Filter the entries, keeping every line with the word "Close".

◆ DATA LISTING:
◇ ◇ ◇ ◇

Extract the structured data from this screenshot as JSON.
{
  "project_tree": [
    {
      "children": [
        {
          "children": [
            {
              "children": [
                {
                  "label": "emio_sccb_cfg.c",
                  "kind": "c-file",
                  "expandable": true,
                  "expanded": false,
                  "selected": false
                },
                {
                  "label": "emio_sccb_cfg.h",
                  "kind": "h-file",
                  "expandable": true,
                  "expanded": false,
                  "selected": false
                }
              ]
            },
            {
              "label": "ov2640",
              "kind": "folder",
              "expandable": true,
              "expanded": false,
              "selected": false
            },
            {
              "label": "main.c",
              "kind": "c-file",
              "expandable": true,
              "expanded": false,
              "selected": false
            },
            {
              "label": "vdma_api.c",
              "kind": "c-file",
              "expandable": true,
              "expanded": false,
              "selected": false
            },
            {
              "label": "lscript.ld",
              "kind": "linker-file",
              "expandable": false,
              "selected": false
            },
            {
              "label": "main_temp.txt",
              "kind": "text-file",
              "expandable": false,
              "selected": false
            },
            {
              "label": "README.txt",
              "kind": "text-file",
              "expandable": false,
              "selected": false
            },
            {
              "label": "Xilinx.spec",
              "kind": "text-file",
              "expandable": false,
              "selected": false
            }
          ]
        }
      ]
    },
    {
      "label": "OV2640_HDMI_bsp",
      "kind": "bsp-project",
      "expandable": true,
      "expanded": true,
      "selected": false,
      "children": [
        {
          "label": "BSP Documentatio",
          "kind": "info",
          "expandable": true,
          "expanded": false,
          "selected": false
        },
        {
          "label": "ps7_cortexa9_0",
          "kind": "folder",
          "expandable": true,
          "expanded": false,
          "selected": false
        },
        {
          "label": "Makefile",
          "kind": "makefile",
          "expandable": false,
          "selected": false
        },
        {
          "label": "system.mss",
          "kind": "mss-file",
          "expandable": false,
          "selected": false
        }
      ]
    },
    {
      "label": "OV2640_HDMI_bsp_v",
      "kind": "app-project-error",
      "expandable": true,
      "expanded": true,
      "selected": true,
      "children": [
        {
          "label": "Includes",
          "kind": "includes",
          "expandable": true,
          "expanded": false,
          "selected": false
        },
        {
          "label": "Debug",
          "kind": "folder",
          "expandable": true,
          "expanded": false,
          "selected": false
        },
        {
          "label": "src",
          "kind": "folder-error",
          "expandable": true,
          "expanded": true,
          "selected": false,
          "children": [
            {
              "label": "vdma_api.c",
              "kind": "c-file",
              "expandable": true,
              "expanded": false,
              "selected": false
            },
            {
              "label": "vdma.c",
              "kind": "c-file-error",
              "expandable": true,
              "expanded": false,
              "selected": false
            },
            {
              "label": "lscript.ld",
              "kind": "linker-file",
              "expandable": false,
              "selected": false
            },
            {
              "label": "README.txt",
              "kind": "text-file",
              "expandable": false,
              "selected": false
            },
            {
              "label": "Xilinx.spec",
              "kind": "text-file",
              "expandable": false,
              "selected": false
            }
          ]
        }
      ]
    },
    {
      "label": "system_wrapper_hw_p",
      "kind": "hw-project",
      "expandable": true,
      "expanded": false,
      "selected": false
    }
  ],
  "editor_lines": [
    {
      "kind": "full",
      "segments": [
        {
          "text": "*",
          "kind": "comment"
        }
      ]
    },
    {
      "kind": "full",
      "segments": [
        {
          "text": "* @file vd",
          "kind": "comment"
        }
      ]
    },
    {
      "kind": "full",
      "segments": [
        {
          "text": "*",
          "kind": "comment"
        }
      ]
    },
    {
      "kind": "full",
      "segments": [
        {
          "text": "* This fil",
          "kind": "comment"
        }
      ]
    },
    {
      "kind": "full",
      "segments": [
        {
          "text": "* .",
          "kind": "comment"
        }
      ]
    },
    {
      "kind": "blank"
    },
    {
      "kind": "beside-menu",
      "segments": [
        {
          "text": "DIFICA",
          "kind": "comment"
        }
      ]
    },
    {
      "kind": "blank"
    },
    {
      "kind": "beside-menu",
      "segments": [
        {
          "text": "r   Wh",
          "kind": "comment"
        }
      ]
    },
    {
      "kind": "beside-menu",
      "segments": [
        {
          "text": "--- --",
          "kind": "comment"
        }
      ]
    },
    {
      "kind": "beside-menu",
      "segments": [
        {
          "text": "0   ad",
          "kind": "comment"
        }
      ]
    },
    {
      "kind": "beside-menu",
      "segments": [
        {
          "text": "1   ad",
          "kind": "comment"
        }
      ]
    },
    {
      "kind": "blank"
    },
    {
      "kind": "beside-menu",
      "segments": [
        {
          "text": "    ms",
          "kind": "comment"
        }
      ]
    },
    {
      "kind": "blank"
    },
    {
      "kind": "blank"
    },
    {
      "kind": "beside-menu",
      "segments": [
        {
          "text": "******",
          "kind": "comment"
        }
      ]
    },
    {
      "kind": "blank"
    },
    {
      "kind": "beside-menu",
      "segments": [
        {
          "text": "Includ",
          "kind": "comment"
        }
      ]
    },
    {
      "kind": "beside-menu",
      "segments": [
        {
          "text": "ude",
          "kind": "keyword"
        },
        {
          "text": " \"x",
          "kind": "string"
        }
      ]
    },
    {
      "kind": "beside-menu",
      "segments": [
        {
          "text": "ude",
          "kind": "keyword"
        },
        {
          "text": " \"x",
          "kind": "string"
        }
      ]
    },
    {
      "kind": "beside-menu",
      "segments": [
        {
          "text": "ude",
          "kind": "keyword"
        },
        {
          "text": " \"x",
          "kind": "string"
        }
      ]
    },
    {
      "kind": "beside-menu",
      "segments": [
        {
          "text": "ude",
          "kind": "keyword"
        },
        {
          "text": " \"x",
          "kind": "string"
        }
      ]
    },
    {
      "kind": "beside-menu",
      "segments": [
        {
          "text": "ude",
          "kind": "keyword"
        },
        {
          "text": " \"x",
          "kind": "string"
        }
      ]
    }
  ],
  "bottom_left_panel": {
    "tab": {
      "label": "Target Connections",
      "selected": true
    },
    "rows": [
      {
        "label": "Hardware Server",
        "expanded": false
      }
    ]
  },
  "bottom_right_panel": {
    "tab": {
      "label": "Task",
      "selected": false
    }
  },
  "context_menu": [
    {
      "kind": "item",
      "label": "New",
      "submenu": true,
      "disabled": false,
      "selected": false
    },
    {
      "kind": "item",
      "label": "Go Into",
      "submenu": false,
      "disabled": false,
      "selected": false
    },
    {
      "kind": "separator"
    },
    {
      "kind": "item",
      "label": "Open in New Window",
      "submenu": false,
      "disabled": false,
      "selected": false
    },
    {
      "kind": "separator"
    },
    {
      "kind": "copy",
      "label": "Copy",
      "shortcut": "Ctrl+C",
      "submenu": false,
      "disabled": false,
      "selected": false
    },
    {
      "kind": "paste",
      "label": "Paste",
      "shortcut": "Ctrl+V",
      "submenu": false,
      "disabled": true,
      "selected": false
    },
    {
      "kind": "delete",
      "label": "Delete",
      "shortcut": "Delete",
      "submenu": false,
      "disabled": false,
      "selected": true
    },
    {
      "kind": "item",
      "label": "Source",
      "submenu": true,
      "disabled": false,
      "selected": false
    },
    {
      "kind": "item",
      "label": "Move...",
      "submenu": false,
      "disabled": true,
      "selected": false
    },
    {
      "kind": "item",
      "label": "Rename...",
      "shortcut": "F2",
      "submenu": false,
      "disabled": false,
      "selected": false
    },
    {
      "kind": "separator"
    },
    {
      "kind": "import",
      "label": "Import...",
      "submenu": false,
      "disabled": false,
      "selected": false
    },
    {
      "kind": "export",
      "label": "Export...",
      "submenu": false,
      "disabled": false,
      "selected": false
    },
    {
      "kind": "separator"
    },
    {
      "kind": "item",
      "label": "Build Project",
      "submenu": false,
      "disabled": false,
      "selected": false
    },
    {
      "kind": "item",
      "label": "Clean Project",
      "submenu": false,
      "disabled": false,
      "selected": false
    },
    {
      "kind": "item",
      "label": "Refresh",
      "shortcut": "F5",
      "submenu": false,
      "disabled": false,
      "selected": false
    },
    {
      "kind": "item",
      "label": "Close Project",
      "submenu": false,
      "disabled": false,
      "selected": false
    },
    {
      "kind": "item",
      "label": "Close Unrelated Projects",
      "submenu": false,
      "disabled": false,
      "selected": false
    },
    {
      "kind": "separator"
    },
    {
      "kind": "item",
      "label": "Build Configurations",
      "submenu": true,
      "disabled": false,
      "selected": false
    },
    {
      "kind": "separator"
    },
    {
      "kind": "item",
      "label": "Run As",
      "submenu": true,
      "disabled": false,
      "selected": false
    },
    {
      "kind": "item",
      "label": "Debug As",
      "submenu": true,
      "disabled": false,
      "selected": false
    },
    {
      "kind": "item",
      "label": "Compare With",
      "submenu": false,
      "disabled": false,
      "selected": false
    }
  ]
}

◇ ◇ ◇ ◇

◆ EXPECTED ANSWER:
      "label": "Close Project",
      "label": "Close Unrelated Projects",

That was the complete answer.